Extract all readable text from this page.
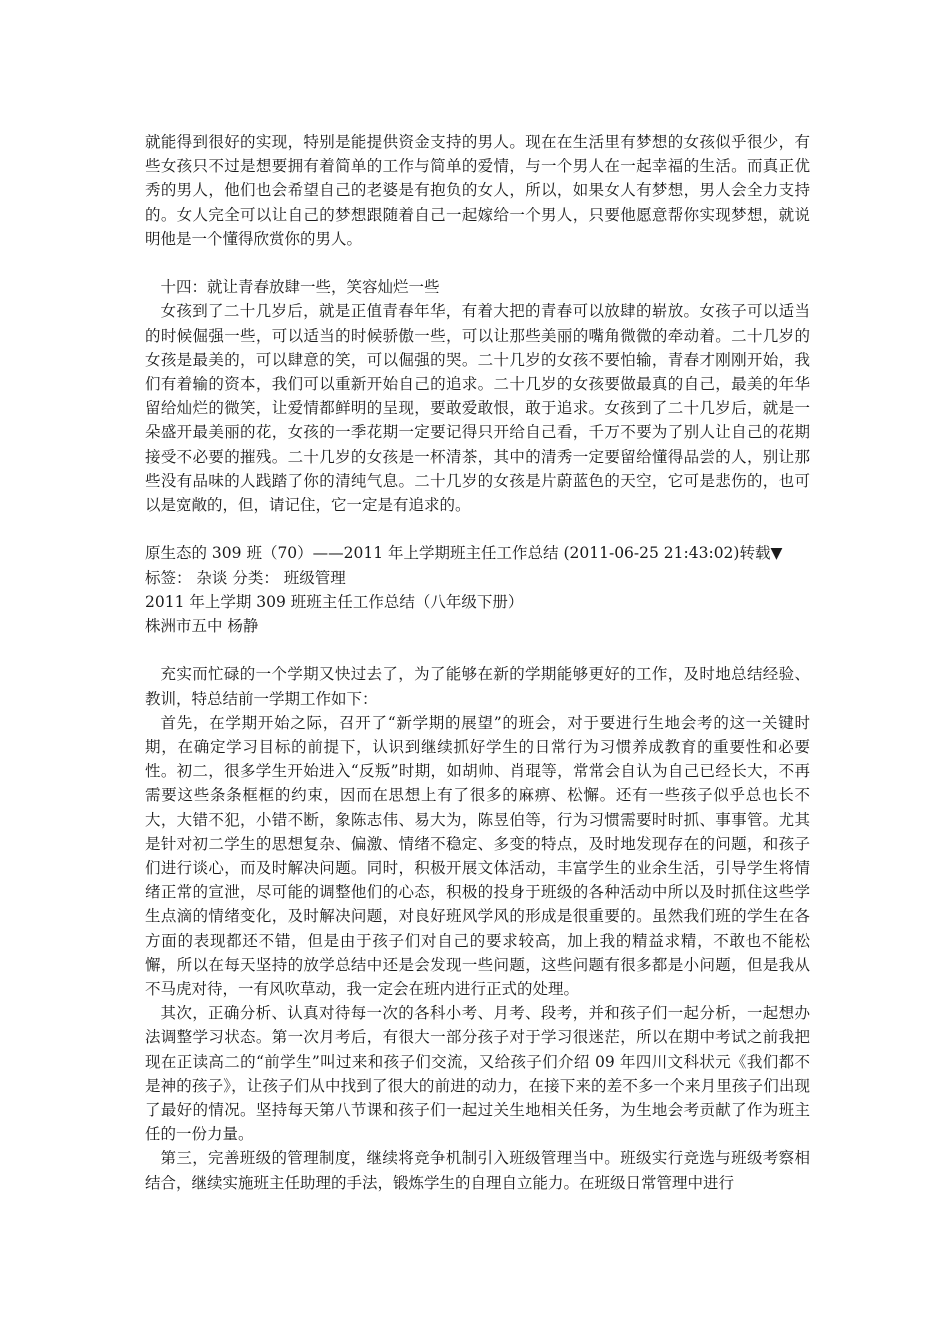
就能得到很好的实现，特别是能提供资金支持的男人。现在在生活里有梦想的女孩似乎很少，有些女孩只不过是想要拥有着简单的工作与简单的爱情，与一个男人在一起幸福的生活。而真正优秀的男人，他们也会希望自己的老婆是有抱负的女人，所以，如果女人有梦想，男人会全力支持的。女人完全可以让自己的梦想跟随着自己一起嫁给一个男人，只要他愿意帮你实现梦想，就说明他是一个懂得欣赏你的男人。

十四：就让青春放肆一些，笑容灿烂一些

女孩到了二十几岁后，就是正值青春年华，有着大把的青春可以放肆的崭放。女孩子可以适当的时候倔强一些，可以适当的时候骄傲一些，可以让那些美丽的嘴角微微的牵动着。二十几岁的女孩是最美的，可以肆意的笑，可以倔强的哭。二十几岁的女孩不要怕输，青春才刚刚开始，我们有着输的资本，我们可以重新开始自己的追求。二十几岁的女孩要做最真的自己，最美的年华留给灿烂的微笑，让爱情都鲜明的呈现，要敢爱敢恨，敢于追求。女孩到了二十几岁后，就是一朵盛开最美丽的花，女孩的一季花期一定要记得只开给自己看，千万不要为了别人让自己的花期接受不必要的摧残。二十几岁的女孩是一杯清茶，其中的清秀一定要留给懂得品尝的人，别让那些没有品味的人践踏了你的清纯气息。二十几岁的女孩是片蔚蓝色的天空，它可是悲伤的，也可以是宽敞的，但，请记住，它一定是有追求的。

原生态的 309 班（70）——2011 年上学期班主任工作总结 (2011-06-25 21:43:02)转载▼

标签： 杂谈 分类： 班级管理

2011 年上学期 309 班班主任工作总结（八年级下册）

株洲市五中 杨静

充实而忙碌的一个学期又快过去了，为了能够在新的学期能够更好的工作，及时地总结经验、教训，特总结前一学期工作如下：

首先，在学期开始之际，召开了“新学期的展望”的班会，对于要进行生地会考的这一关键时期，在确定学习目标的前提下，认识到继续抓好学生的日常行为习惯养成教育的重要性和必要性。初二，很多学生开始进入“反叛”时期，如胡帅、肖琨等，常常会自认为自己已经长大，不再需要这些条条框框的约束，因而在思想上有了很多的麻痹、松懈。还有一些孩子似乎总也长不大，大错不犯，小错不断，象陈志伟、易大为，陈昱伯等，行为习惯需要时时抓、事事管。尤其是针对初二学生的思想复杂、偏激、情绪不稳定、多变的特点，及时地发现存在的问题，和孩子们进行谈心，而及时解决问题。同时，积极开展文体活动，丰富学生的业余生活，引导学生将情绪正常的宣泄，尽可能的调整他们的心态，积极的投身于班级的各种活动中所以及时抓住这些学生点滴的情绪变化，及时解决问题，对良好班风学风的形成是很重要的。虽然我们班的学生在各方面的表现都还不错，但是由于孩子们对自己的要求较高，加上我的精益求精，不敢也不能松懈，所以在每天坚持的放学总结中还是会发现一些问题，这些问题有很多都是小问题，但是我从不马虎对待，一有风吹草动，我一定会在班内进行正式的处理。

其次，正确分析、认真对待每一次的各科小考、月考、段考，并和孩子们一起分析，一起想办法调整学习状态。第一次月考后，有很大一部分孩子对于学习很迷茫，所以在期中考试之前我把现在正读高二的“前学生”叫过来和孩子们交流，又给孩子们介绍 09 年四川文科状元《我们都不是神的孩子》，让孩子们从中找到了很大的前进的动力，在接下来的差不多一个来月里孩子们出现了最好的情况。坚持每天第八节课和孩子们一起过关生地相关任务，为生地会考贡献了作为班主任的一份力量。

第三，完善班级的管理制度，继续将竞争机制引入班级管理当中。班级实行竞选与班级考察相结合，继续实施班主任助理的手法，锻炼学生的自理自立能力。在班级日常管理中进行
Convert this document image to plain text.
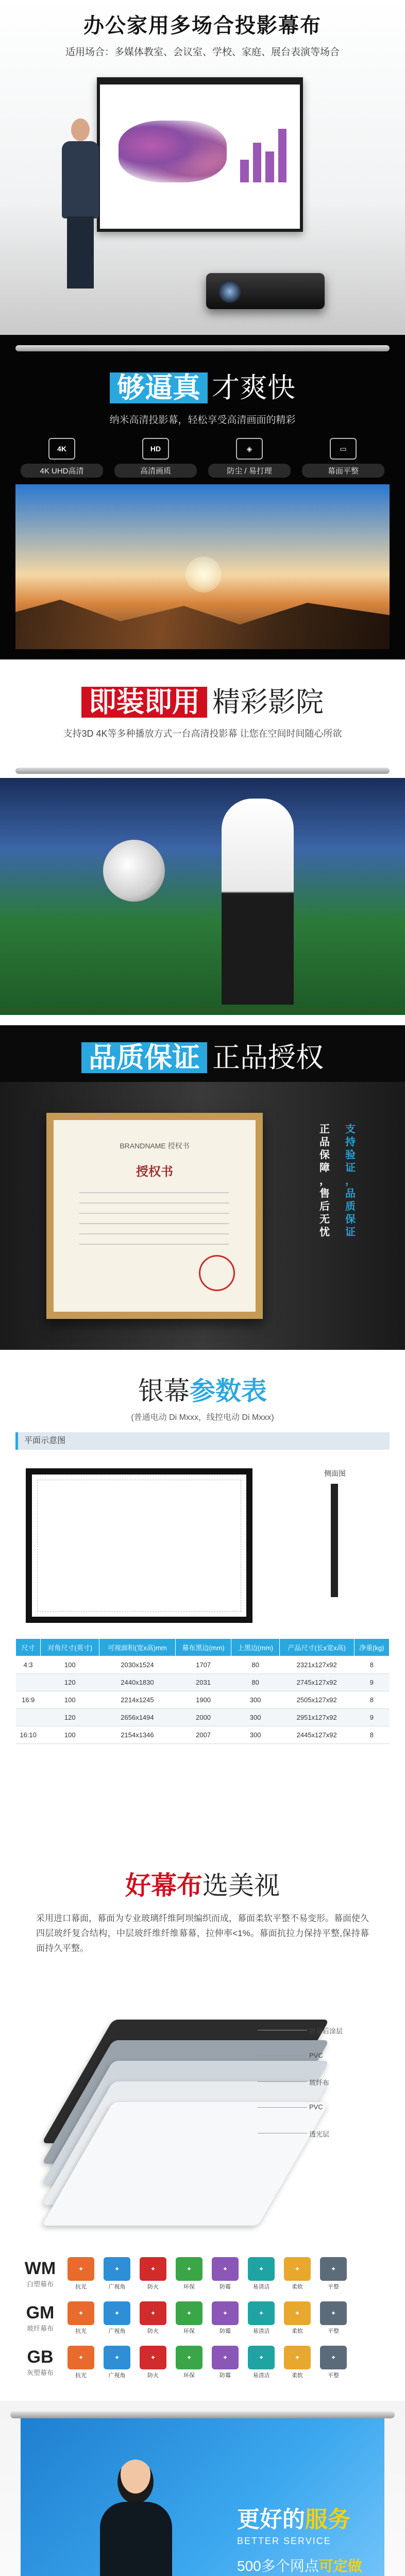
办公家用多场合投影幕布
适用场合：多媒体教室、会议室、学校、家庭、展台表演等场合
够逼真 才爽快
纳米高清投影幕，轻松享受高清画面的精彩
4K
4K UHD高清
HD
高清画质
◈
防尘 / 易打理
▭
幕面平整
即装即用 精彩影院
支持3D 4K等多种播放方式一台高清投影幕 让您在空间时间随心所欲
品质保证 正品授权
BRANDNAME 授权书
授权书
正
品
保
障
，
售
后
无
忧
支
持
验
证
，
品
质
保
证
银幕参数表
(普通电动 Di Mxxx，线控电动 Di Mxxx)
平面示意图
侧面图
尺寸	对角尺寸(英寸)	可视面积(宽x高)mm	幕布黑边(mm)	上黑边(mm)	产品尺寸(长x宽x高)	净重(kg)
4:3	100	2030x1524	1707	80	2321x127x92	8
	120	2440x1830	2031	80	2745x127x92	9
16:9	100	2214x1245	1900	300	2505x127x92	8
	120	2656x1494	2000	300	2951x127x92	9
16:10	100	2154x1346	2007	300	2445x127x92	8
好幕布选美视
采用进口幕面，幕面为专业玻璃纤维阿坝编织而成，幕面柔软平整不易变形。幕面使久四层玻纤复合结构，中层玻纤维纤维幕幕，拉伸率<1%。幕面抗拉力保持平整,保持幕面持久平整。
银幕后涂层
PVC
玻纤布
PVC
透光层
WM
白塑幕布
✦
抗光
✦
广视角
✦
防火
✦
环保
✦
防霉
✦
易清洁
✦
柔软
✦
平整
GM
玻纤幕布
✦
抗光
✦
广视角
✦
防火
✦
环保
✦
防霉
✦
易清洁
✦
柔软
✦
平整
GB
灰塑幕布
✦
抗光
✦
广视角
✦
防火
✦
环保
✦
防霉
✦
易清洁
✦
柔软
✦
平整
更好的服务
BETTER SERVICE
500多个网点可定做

* * *

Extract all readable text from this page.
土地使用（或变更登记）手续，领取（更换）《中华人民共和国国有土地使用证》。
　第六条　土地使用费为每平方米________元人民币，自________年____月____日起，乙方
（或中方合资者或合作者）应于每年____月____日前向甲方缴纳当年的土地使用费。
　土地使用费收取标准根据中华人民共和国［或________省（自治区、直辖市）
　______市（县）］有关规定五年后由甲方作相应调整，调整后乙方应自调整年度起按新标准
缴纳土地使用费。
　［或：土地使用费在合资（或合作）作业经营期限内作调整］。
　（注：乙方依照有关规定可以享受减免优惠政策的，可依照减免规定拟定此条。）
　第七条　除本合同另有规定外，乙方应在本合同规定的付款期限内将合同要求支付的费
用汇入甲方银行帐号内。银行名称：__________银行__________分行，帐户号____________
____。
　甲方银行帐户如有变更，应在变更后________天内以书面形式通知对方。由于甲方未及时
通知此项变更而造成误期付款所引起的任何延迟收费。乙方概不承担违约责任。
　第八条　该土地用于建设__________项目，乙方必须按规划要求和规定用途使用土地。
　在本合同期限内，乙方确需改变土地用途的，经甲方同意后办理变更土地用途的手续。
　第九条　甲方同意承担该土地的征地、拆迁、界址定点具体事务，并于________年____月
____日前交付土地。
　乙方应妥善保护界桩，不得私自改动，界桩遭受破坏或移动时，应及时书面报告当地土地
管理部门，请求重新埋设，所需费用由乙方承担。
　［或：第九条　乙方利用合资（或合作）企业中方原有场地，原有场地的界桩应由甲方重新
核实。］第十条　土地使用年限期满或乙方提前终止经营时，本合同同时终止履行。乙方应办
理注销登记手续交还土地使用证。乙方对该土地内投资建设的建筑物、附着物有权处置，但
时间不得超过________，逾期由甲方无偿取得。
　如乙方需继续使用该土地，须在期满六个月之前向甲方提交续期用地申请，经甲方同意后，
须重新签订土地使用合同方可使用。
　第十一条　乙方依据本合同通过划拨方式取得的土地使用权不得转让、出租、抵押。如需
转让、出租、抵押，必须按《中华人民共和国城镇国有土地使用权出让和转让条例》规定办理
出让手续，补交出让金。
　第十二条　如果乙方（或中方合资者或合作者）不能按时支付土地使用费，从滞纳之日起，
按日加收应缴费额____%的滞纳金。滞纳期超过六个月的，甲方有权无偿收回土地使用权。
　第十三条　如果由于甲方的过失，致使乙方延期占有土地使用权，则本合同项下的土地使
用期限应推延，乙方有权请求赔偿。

*Job*
Look over the records above and copy each line that includes the string "或中方合资者或合作者".

*Answer in full*
（或中方合资者或合作者）应于每年____月____日前向甲方缴纳当年的土地使用费。
　第十二条　如果乙方（或中方合资者或合作者）不能按时支付土地使用费，从滞纳之日起，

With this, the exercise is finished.